== What is being asked ==
Among the lines of these entries, how many hold the word "this"? State only the number.

== Entries ==
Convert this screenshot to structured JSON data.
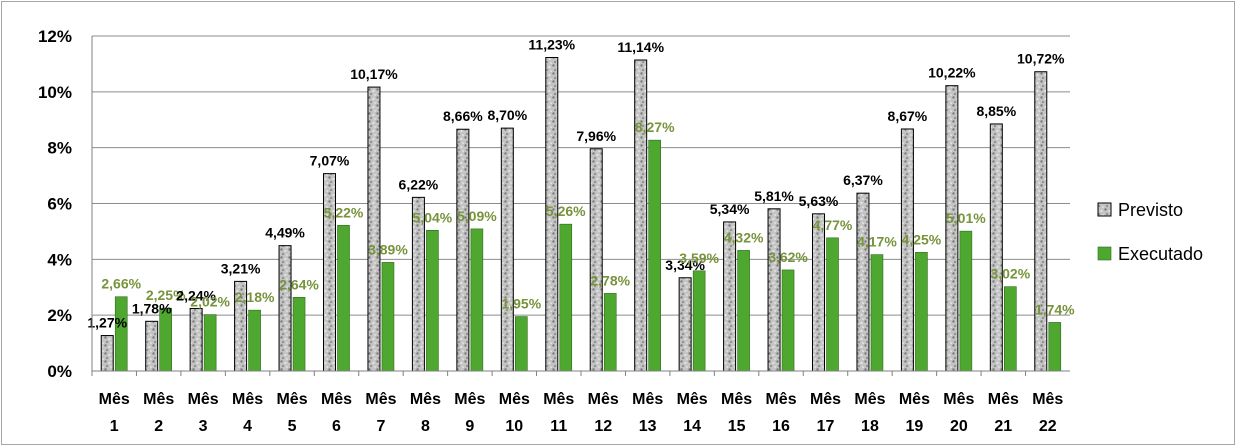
{
  "chart_data": {
    "type": "bar",
    "categories": [
      "Mês 1",
      "Mês 2",
      "Mês 3",
      "Mês 4",
      "Mês 5",
      "Mês 6",
      "Mês 7",
      "Mês 8",
      "Mês 9",
      "Mês 10",
      "Mês 11",
      "Mês 12",
      "Mês 13",
      "Mês 14",
      "Mês 15",
      "Mês 16",
      "Mês 17",
      "Mês 18",
      "Mês 19",
      "Mês 20",
      "Mês 21",
      "Mês 22"
    ],
    "series": [
      {
        "name": "Previsto",
        "color": "#b0b0b0",
        "values": [
          1.27,
          1.78,
          2.24,
          3.21,
          4.49,
          7.07,
          10.17,
          6.22,
          8.66,
          8.7,
          11.23,
          7.96,
          11.14,
          3.34,
          5.34,
          5.81,
          5.63,
          6.37,
          8.67,
          10.22,
          8.85,
          10.72
        ],
        "labels": [
          "1,27%",
          "1,78%",
          "2,24%",
          "3,21%",
          "4,49%",
          "7,07%",
          "10,17%",
          "6,22%",
          "8,66%",
          "8,70%",
          "11,23%",
          "7,96%",
          "11,14%",
          "3,34%",
          "5,34%",
          "5,81%",
          "5,63%",
          "6,37%",
          "8,67%",
          "10,22%",
          "8,85%",
          "10,72%"
        ]
      },
      {
        "name": "Executado",
        "color": "#4ea72e",
        "label_color": "#77933c",
        "values": [
          2.66,
          2.25,
          2.02,
          2.18,
          2.64,
          5.22,
          3.89,
          5.04,
          5.09,
          1.95,
          5.26,
          2.78,
          8.27,
          3.59,
          4.32,
          3.62,
          4.77,
          4.17,
          4.25,
          5.01,
          3.02,
          1.74
        ],
        "labels": [
          "2,66%",
          "2,25%",
          "2,02%",
          "2,18%",
          "2,64%",
          "5,22%",
          "3,89%",
          "5,04%",
          "5,09%",
          "1,95%",
          "5,26%",
          "2,78%",
          "8,27%",
          "3,59%",
          "4,32%",
          "3,62%",
          "4,77%",
          "4,17%",
          "4,25%",
          "5,01%",
          "3,02%",
          "1,74%"
        ]
      }
    ],
    "y_ticks": [
      "0%",
      "2%",
      "4%",
      "6%",
      "8%",
      "10%",
      "12%"
    ],
    "ylim": [
      0,
      12
    ],
    "grid": true,
    "legend": "right"
  }
}
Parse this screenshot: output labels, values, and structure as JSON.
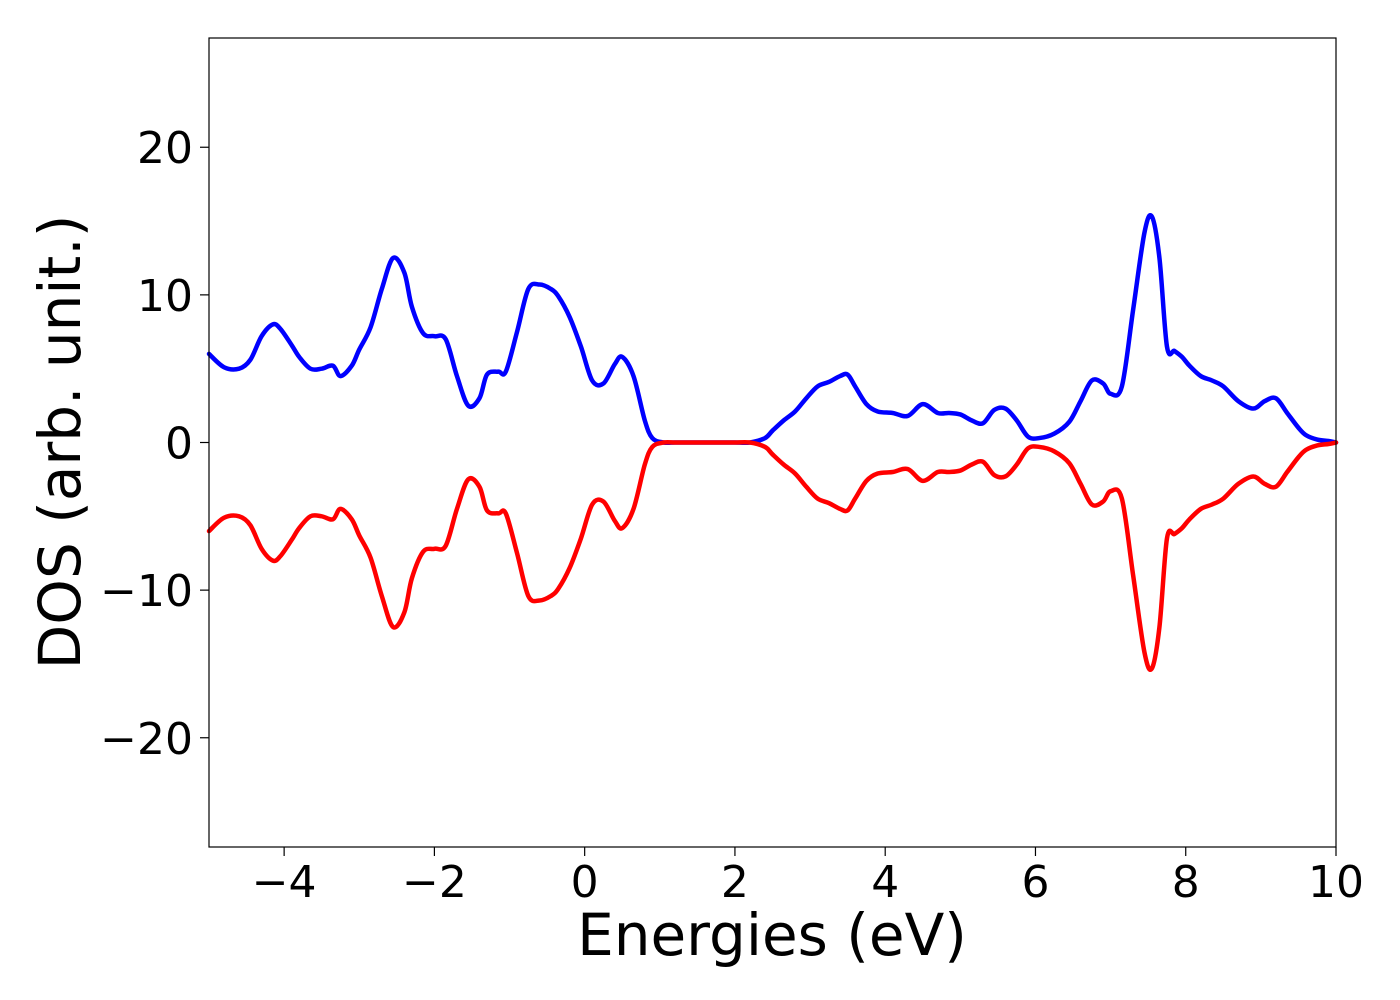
{
  "chart_data": {
    "type": "line",
    "title": "",
    "xlabel": "Energies (eV)",
    "ylabel": "DOS (arb. unit.)",
    "xlim": [
      -5,
      10
    ],
    "ylim": [
      -27.4,
      27.4
    ],
    "x_ticks": [
      -4,
      -2,
      0,
      2,
      4,
      6,
      8,
      10
    ],
    "x_tick_labels": [
      "−4",
      "−2",
      "0",
      "2",
      "4",
      "6",
      "8",
      "10"
    ],
    "y_ticks": [
      -20,
      -10,
      0,
      10,
      20
    ],
    "y_tick_labels": [
      "−20",
      "−10",
      "0",
      "10",
      "20"
    ],
    "grid": false,
    "legend": "none",
    "series": [
      {
        "color": "#0000ff",
        "x": [
          -5.0,
          -4.8,
          -4.6,
          -4.45,
          -4.3,
          -4.15,
          -4.05,
          -3.9,
          -3.8,
          -3.65,
          -3.5,
          -3.35,
          -3.25,
          -3.1,
          -3.0,
          -2.85,
          -2.7,
          -2.55,
          -2.4,
          -2.3,
          -2.15,
          -2.0,
          -1.85,
          -1.7,
          -1.55,
          -1.4,
          -1.3,
          -1.15,
          -1.05,
          -0.9,
          -0.75,
          -0.6,
          -0.45,
          -0.35,
          -0.2,
          -0.05,
          0.1,
          0.25,
          0.4,
          0.5,
          0.65,
          0.8,
          0.9,
          1.05,
          1.2,
          1.35,
          1.5,
          1.8,
          2.0,
          2.2,
          2.4,
          2.5,
          2.65,
          2.8,
          2.95,
          3.1,
          3.25,
          3.4,
          3.5,
          3.6,
          3.75,
          3.9,
          4.1,
          4.3,
          4.5,
          4.7,
          4.85,
          5.0,
          5.15,
          5.3,
          5.45,
          5.6,
          5.75,
          5.9,
          6.05,
          6.25,
          6.45,
          6.6,
          6.75,
          6.9,
          7.0,
          7.15,
          7.3,
          7.45,
          7.55,
          7.65,
          7.75,
          7.85,
          7.95,
          8.05,
          8.2,
          8.35,
          8.5,
          8.7,
          8.9,
          9.05,
          9.2,
          9.35,
          9.5,
          9.6,
          9.75,
          9.9,
          10.0
        ],
        "values": [
          6.0,
          5.1,
          5.0,
          5.6,
          7.2,
          8.0,
          7.7,
          6.6,
          5.8,
          5.0,
          5.0,
          5.2,
          4.5,
          5.2,
          6.3,
          7.8,
          10.4,
          12.5,
          11.5,
          9.2,
          7.4,
          7.2,
          7.0,
          4.5,
          2.5,
          3.0,
          4.6,
          4.8,
          4.8,
          7.5,
          10.4,
          10.7,
          10.4,
          9.9,
          8.5,
          6.5,
          4.2,
          4.0,
          5.3,
          5.8,
          4.5,
          1.5,
          0.3,
          0.0,
          0.0,
          0.0,
          0.0,
          0.0,
          0.0,
          0.0,
          0.3,
          0.8,
          1.5,
          2.1,
          3.0,
          3.8,
          4.1,
          4.5,
          4.6,
          3.8,
          2.6,
          2.1,
          2.0,
          1.8,
          2.6,
          2.0,
          2.0,
          1.9,
          1.5,
          1.3,
          2.2,
          2.3,
          1.5,
          0.4,
          0.3,
          0.6,
          1.4,
          2.8,
          4.2,
          4.0,
          3.3,
          3.8,
          9.0,
          14.2,
          15.3,
          12.5,
          6.5,
          6.2,
          5.8,
          5.2,
          4.5,
          4.2,
          3.8,
          2.8,
          2.3,
          2.8,
          3.0,
          2.0,
          1.0,
          0.5,
          0.2,
          0.1,
          0.0
        ]
      },
      {
        "color": "#ff0000",
        "x": [
          -5.0,
          -4.8,
          -4.6,
          -4.45,
          -4.3,
          -4.15,
          -4.05,
          -3.9,
          -3.8,
          -3.65,
          -3.5,
          -3.35,
          -3.25,
          -3.1,
          -3.0,
          -2.85,
          -2.7,
          -2.55,
          -2.4,
          -2.3,
          -2.15,
          -2.0,
          -1.85,
          -1.7,
          -1.55,
          -1.4,
          -1.3,
          -1.15,
          -1.05,
          -0.9,
          -0.75,
          -0.6,
          -0.45,
          -0.35,
          -0.2,
          -0.05,
          0.1,
          0.25,
          0.4,
          0.5,
          0.65,
          0.8,
          0.9,
          1.05,
          1.2,
          1.35,
          1.5,
          1.8,
          2.0,
          2.2,
          2.4,
          2.5,
          2.65,
          2.8,
          2.95,
          3.1,
          3.25,
          3.4,
          3.5,
          3.6,
          3.75,
          3.9,
          4.1,
          4.3,
          4.5,
          4.7,
          4.85,
          5.0,
          5.15,
          5.3,
          5.45,
          5.6,
          5.75,
          5.9,
          6.05,
          6.25,
          6.45,
          6.6,
          6.75,
          6.9,
          7.0,
          7.15,
          7.3,
          7.45,
          7.55,
          7.65,
          7.75,
          7.85,
          7.95,
          8.05,
          8.2,
          8.35,
          8.5,
          8.7,
          8.9,
          9.05,
          9.2,
          9.35,
          9.5,
          9.6,
          9.75,
          9.9,
          10.0
        ],
        "values": [
          -6.0,
          -5.1,
          -5.0,
          -5.6,
          -7.2,
          -8.0,
          -7.7,
          -6.6,
          -5.8,
          -5.0,
          -5.0,
          -5.2,
          -4.5,
          -5.2,
          -6.3,
          -7.8,
          -10.4,
          -12.5,
          -11.5,
          -9.2,
          -7.4,
          -7.2,
          -7.0,
          -4.5,
          -2.5,
          -3.0,
          -4.6,
          -4.8,
          -4.8,
          -7.5,
          -10.4,
          -10.7,
          -10.4,
          -9.9,
          -8.5,
          -6.5,
          -4.2,
          -4.0,
          -5.3,
          -5.8,
          -4.5,
          -1.5,
          -0.3,
          -0.0,
          -0.0,
          -0.0,
          -0.0,
          -0.0,
          -0.0,
          -0.0,
          -0.3,
          -0.8,
          -1.5,
          -2.1,
          -3.0,
          -3.8,
          -4.1,
          -4.5,
          -4.6,
          -3.8,
          -2.6,
          -2.1,
          -2.0,
          -1.8,
          -2.6,
          -2.0,
          -2.0,
          -1.9,
          -1.5,
          -1.3,
          -2.2,
          -2.3,
          -1.5,
          -0.4,
          -0.3,
          -0.6,
          -1.4,
          -2.8,
          -4.2,
          -4.0,
          -3.3,
          -3.8,
          -9.0,
          -14.2,
          -15.3,
          -12.5,
          -6.5,
          -6.2,
          -5.8,
          -5.2,
          -4.5,
          -4.2,
          -3.8,
          -2.8,
          -2.3,
          -2.8,
          -3.0,
          -2.0,
          -1.0,
          -0.5,
          -0.2,
          -0.1,
          -0.0
        ]
      }
    ]
  }
}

== Answer to the exercise ==
2